— start Items —
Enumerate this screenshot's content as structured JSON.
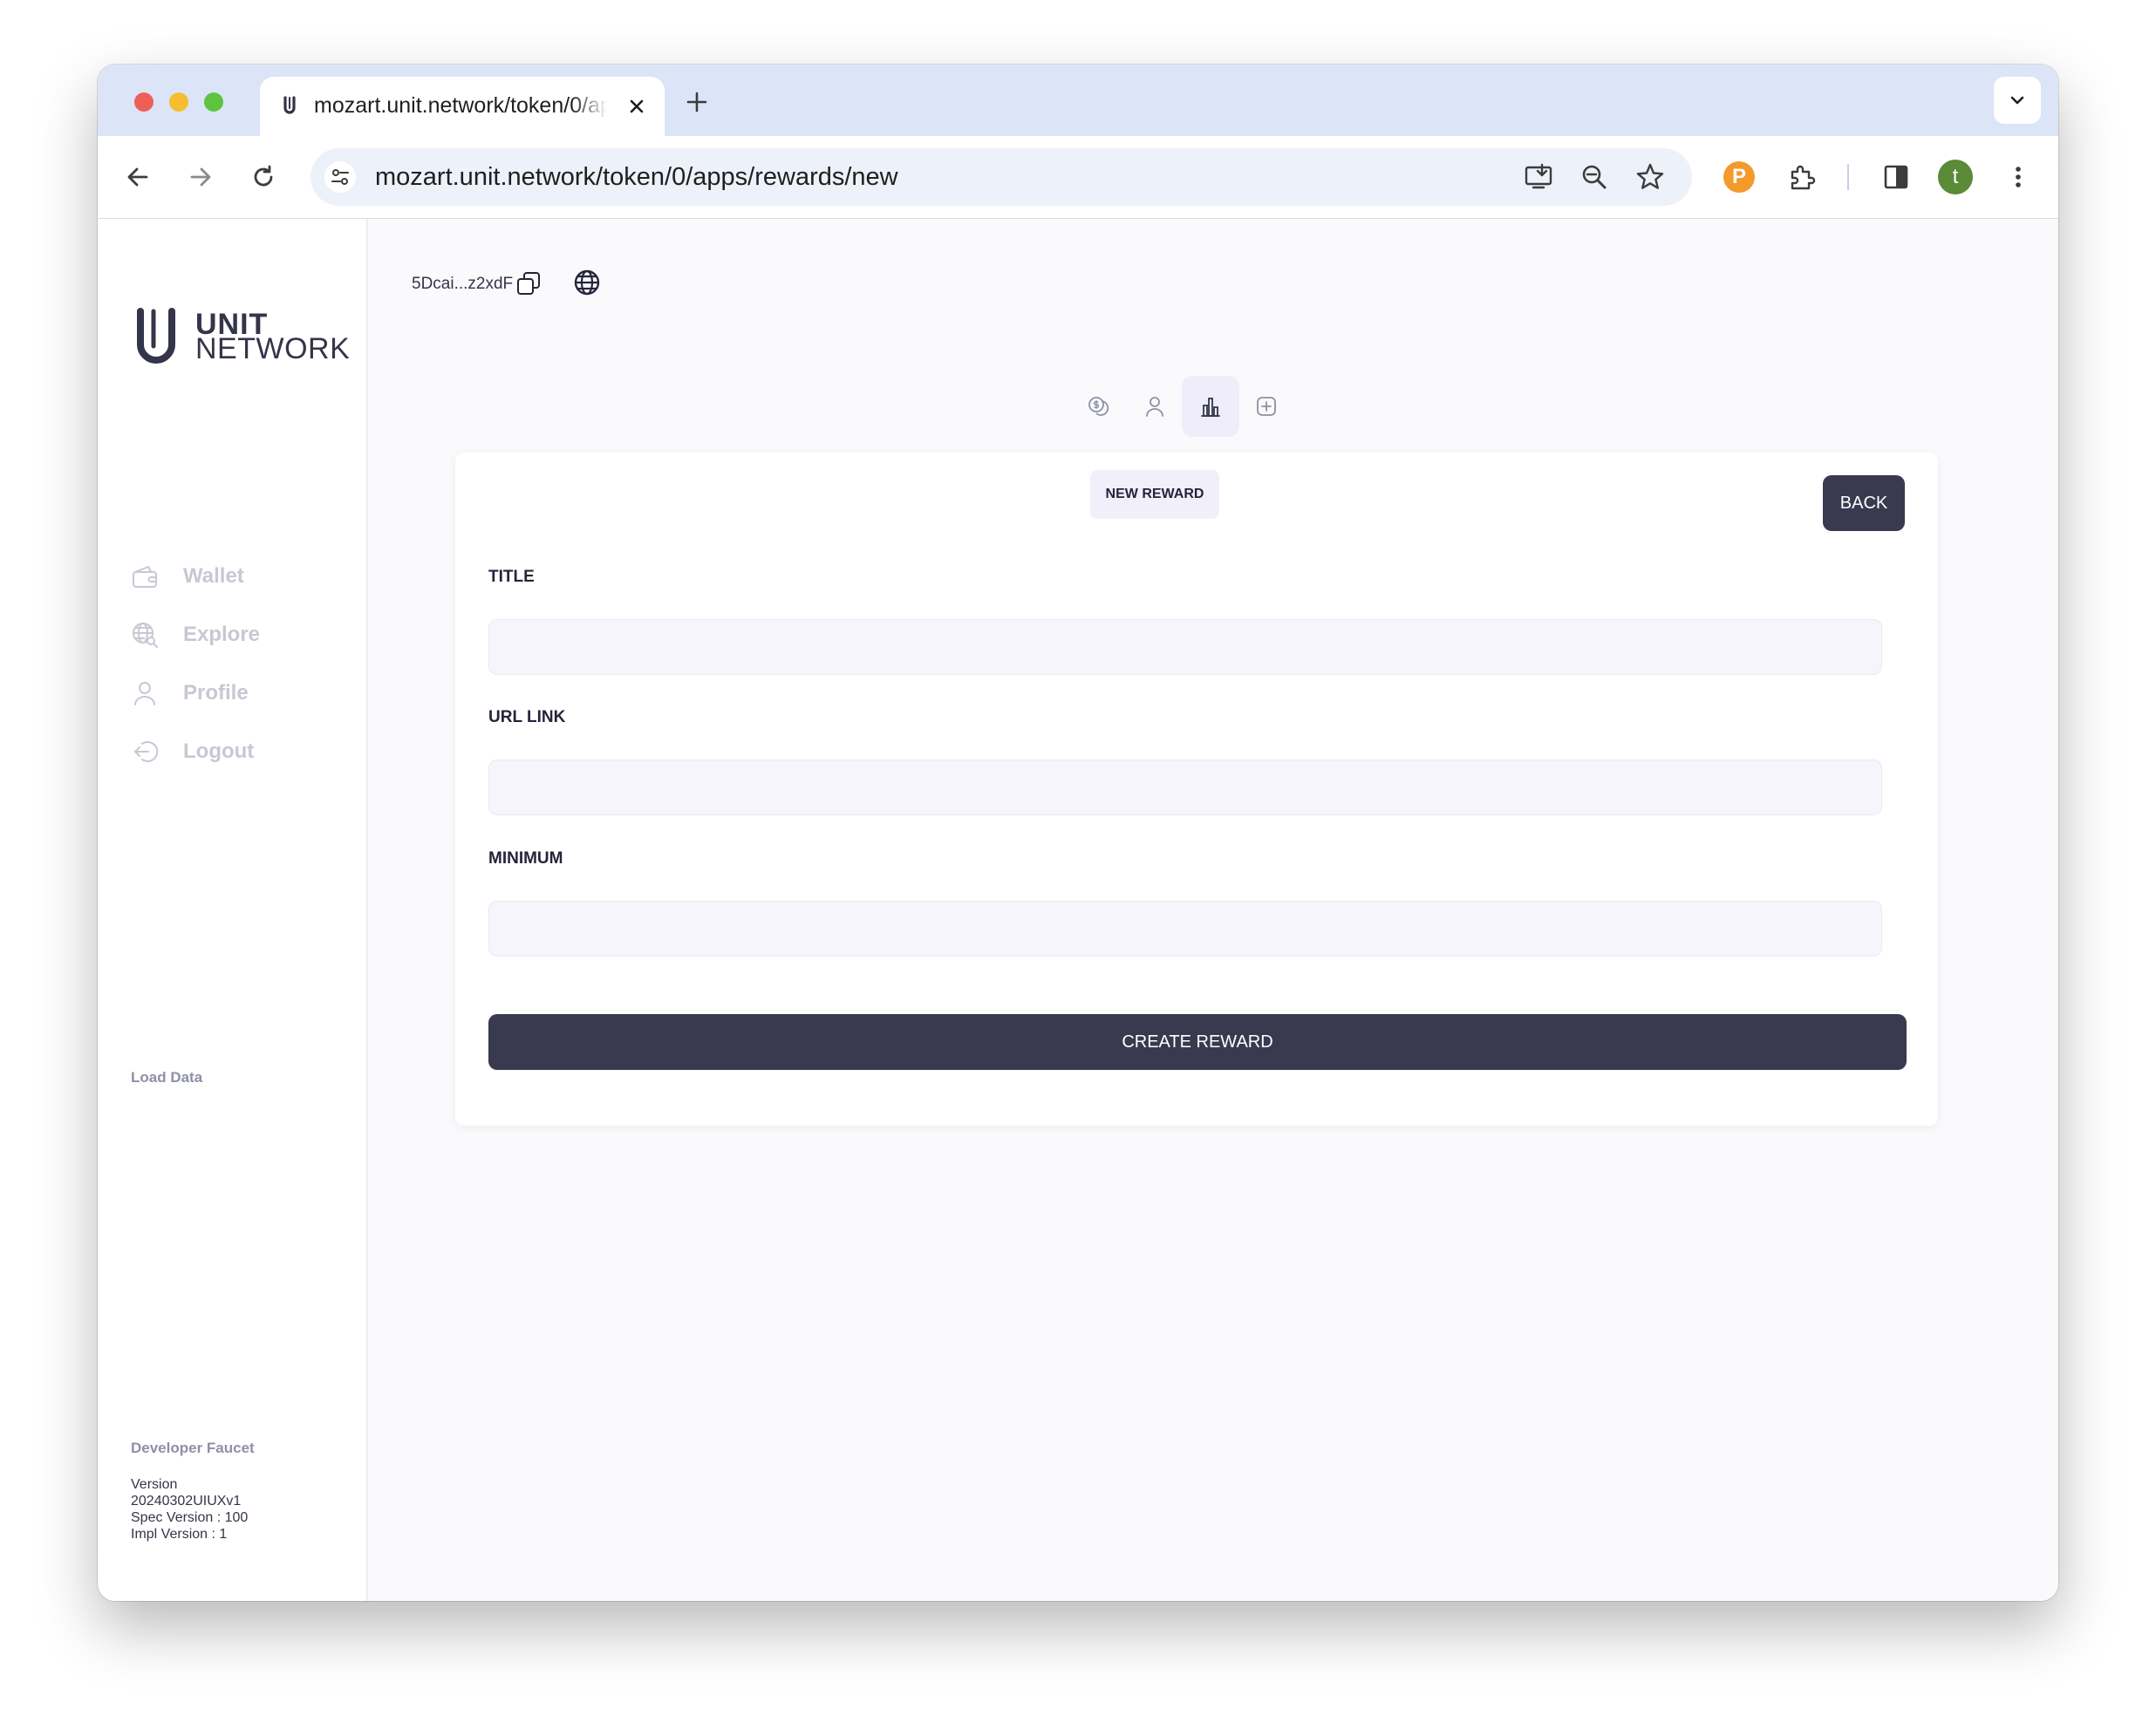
{
  "browser": {
    "tab_title": "mozart.unit.network/token/0/apps/rewards/new",
    "url": "mozart.unit.network/token/0/apps/rewards/new",
    "profile_initial": "t"
  },
  "sidebar": {
    "logo": {
      "line1": "UNIT",
      "line2": "NETWORK"
    },
    "items": [
      {
        "label": "Wallet",
        "icon": "wallet-icon"
      },
      {
        "label": "Explore",
        "icon": "globe-search-icon"
      },
      {
        "label": "Profile",
        "icon": "user-icon"
      },
      {
        "label": "Logout",
        "icon": "logout-icon"
      }
    ],
    "load_data": "Load Data",
    "developer_faucet": "Developer Faucet",
    "version": {
      "label": "Version",
      "build": "20240302UIUXv1",
      "spec": "Spec Version : 100",
      "impl": "Impl Version : 1"
    }
  },
  "header": {
    "address": "5Dcai...z2xdF"
  },
  "top_tabs": [
    {
      "icon": "coin-icon",
      "active": false
    },
    {
      "icon": "user-icon",
      "active": false
    },
    {
      "icon": "bar-chart-icon",
      "active": true
    },
    {
      "icon": "plus-square-icon",
      "active": false
    }
  ],
  "form": {
    "badge": "NEW REWARD",
    "back_label": "BACK",
    "fields": [
      {
        "label": "TITLE",
        "value": ""
      },
      {
        "label": "URL LINK",
        "value": ""
      },
      {
        "label": "MINIMUM",
        "value": ""
      }
    ],
    "submit_label": "CREATE REWARD"
  },
  "colors": {
    "primary_button": "#393a50",
    "badge_bg": "#f1effa",
    "input_bg": "#f6f5fb",
    "tab_strip": "#dbe5f7",
    "nav_inactive": "#c7c8d4"
  }
}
— end Items —
(Aim)
Retype all the records shown above, character for character. Omit every picture.

(Reply to the exercise)
Enumerate this screenshot's content as structured JSON.
{
  "browser": {
    "tab_title": "mozart.unit.network/token/0/apps/rewards/new",
    "url": "mozart.unit.network/token/0/apps/rewards/new",
    "profile_initial": "t"
  },
  "sidebar": {
    "logo": {
      "line1": "UNIT",
      "line2": "NETWORK"
    },
    "items": [
      {
        "label": "Wallet",
        "icon": "wallet-icon"
      },
      {
        "label": "Explore",
        "icon": "globe-search-icon"
      },
      {
        "label": "Profile",
        "icon": "user-icon"
      },
      {
        "label": "Logout",
        "icon": "logout-icon"
      }
    ],
    "load_data": "Load Data",
    "developer_faucet": "Developer Faucet",
    "version": {
      "label": "Version",
      "build": "20240302UIUXv1",
      "spec": "Spec Version : 100",
      "impl": "Impl Version : 1"
    }
  },
  "header": {
    "address": "5Dcai...z2xdF"
  },
  "top_tabs": [
    {
      "icon": "coin-icon",
      "active": false
    },
    {
      "icon": "user-icon",
      "active": false
    },
    {
      "icon": "bar-chart-icon",
      "active": true
    },
    {
      "icon": "plus-square-icon",
      "active": false
    }
  ],
  "form": {
    "badge": "NEW REWARD",
    "back_label": "BACK",
    "fields": [
      {
        "label": "TITLE",
        "value": ""
      },
      {
        "label": "URL LINK",
        "value": ""
      },
      {
        "label": "MINIMUM",
        "value": ""
      }
    ],
    "submit_label": "CREATE REWARD"
  },
  "colors": {
    "primary_button": "#393a50",
    "badge_bg": "#f1effa",
    "input_bg": "#f6f5fb",
    "tab_strip": "#dbe5f7",
    "nav_inactive": "#c7c8d4"
  }
}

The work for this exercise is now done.